Pull out all lines from the listing below in which the word "copyright" appears.

**Given data:**
══════

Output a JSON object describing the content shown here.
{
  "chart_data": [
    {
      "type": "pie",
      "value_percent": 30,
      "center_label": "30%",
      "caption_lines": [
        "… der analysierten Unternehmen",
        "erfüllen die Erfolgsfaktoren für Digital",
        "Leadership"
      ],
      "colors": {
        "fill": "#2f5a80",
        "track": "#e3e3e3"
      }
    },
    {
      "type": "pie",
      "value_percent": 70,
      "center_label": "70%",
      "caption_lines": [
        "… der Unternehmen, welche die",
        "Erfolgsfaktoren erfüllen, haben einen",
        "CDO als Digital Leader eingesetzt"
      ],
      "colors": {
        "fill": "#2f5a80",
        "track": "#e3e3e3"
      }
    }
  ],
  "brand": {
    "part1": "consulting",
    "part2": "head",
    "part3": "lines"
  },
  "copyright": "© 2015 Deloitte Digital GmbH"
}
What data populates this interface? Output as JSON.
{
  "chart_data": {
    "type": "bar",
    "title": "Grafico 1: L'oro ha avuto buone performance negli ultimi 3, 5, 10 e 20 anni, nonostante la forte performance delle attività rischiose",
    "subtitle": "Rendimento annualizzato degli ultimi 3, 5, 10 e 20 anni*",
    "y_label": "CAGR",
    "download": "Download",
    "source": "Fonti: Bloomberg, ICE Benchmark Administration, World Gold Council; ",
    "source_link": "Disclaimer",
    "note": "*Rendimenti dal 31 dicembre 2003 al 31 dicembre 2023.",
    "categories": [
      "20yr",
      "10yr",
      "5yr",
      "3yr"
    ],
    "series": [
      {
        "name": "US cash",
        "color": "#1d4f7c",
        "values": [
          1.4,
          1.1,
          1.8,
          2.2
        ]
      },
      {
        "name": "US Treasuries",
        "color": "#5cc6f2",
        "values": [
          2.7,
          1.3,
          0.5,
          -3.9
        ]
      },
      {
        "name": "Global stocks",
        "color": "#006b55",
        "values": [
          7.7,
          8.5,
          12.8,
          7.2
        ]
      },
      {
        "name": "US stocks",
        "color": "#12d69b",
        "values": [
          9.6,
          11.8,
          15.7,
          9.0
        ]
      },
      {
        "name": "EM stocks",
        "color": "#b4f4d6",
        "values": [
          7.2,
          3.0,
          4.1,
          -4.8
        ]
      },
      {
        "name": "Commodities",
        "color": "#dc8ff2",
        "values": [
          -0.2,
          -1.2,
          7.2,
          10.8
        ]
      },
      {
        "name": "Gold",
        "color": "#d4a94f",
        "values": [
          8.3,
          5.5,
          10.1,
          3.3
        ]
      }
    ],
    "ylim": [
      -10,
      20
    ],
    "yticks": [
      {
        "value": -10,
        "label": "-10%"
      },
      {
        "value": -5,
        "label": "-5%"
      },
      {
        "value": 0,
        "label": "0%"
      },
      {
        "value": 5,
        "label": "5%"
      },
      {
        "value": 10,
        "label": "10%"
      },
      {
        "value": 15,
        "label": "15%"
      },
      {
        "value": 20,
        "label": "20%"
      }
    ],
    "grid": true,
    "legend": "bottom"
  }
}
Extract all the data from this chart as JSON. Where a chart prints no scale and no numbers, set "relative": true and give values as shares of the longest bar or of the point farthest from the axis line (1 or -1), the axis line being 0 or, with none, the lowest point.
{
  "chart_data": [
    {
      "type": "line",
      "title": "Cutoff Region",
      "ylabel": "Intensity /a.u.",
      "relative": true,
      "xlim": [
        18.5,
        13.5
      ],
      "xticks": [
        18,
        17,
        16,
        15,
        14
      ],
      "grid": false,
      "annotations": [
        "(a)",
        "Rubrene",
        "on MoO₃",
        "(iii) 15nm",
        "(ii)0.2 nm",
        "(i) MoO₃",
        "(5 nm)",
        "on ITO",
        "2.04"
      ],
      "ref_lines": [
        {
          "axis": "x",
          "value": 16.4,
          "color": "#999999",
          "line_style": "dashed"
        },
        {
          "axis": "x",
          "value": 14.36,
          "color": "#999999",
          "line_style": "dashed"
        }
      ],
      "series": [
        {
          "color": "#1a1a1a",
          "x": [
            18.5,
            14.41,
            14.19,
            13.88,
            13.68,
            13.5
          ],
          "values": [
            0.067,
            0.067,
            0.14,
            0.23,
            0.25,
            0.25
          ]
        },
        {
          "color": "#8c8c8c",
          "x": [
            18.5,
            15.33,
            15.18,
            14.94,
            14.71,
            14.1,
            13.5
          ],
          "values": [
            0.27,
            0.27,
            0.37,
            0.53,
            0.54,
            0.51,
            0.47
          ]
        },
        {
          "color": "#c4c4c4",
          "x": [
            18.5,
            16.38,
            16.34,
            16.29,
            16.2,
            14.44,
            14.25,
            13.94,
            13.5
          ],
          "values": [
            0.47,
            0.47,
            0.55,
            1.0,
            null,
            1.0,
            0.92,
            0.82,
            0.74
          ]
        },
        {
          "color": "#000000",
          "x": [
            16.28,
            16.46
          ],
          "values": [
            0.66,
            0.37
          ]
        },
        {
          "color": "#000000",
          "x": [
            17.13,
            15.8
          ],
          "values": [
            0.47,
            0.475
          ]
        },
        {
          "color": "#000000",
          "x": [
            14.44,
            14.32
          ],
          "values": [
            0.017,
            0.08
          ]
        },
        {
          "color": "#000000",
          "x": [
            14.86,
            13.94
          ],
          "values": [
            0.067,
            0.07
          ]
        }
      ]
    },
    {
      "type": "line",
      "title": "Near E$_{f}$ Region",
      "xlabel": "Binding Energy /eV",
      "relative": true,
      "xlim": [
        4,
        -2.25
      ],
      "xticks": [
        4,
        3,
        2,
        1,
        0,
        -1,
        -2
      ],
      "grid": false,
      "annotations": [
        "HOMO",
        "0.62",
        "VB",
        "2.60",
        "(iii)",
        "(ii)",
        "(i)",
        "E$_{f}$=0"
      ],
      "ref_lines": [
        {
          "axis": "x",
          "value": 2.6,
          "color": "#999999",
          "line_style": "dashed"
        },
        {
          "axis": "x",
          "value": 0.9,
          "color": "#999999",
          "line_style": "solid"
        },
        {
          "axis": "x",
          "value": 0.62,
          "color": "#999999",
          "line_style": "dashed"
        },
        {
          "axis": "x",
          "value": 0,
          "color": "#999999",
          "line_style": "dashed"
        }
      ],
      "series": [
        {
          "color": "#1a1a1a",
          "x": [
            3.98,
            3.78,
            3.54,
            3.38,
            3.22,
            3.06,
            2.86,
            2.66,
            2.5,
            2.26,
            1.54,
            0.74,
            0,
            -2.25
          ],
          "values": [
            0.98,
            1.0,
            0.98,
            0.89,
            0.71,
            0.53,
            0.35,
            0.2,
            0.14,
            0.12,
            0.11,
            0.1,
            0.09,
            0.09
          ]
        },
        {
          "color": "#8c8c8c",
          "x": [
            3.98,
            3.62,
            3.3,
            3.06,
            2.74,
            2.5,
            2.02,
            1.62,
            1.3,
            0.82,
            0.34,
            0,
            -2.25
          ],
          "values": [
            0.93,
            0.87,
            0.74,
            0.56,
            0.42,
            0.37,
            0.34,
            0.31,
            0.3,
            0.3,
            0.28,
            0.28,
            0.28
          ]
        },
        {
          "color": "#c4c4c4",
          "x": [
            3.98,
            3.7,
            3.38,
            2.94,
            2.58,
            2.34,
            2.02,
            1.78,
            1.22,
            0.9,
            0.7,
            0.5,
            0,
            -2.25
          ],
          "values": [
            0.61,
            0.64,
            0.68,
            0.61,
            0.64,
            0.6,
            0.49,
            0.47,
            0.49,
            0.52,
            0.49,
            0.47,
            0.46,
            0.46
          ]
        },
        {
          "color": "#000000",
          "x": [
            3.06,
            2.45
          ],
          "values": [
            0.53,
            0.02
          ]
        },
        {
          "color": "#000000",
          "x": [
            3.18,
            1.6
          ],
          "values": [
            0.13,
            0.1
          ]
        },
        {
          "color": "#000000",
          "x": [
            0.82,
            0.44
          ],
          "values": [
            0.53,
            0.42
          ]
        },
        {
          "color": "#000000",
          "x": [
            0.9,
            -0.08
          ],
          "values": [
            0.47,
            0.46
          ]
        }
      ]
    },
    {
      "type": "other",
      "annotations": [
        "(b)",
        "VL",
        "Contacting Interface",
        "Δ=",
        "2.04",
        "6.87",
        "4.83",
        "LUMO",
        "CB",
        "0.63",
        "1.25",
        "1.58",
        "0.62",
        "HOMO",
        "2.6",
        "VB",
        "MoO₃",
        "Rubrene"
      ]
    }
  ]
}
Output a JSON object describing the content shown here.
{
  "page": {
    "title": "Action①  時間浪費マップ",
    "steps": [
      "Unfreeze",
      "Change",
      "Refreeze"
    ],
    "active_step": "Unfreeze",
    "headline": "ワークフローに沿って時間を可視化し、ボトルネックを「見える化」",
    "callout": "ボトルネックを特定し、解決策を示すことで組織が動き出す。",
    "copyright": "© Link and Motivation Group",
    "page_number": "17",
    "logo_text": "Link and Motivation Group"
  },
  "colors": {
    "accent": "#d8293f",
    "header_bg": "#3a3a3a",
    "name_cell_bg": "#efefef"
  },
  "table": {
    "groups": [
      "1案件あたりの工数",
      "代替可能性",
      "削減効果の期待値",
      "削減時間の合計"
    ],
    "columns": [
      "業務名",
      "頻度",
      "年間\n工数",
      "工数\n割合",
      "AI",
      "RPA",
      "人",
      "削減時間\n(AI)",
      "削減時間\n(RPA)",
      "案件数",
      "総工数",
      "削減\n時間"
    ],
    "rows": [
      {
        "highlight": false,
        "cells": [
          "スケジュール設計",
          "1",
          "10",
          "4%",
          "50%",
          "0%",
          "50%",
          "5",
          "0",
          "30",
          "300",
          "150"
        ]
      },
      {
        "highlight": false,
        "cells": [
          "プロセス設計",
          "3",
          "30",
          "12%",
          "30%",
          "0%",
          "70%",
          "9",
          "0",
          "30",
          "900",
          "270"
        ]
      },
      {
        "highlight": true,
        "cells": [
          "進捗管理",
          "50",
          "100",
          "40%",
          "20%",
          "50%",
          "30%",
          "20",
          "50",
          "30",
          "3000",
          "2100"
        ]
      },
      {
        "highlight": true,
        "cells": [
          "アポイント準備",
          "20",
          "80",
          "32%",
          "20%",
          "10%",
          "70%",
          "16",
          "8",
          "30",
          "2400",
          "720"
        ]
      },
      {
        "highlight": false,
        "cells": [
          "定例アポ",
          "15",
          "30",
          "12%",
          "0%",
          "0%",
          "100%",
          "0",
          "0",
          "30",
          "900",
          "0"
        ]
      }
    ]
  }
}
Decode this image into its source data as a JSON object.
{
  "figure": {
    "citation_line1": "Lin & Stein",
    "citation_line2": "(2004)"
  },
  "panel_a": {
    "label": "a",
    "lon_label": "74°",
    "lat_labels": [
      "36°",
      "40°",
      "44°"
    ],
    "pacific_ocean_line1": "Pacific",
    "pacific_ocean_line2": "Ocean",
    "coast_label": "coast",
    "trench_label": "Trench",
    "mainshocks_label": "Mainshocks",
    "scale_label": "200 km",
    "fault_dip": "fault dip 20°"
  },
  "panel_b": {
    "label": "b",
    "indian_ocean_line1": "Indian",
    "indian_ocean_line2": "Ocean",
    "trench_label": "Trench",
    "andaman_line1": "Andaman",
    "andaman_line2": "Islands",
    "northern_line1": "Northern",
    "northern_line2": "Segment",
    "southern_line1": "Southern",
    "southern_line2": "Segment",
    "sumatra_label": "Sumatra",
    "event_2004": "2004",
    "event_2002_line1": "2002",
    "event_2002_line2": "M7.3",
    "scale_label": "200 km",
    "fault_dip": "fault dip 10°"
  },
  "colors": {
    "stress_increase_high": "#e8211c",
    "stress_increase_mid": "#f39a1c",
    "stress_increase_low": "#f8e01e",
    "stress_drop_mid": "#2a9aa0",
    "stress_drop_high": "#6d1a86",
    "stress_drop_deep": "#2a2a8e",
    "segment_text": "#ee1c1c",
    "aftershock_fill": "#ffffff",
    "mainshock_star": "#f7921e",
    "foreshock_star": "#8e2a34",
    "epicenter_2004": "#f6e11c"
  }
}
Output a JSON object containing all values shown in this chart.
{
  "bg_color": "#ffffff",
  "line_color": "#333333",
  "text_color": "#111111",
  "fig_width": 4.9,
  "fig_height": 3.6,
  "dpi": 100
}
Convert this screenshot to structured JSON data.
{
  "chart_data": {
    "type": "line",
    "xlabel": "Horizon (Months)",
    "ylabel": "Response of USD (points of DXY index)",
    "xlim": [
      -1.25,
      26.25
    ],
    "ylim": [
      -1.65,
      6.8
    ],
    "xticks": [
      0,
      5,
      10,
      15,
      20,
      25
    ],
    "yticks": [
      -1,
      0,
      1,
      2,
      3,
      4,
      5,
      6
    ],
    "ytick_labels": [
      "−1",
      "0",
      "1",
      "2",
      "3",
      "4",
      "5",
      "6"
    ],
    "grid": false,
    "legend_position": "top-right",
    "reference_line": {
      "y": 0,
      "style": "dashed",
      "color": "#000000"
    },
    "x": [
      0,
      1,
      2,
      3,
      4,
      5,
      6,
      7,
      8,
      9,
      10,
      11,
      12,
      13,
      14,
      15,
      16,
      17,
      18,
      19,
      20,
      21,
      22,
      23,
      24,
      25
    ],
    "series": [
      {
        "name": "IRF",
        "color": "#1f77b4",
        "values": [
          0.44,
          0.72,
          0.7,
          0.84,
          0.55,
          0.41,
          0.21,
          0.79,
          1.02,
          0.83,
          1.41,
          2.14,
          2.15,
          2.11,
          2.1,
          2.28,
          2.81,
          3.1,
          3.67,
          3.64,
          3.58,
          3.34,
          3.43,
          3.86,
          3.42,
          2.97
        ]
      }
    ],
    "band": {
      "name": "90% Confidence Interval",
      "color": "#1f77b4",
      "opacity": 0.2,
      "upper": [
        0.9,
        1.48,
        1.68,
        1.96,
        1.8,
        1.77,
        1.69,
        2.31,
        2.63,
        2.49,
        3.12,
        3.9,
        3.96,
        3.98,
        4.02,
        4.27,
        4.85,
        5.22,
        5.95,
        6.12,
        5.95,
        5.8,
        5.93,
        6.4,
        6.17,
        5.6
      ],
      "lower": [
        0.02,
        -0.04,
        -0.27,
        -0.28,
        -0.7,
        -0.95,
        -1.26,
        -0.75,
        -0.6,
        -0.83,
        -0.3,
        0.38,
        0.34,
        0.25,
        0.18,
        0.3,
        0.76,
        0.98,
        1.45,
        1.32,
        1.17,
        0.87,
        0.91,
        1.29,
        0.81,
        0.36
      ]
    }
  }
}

══════

**The reply:**
  "copyright": "© 2015 Deloitte Digital GmbH"
    "copyright": "© Link and Motivation Group",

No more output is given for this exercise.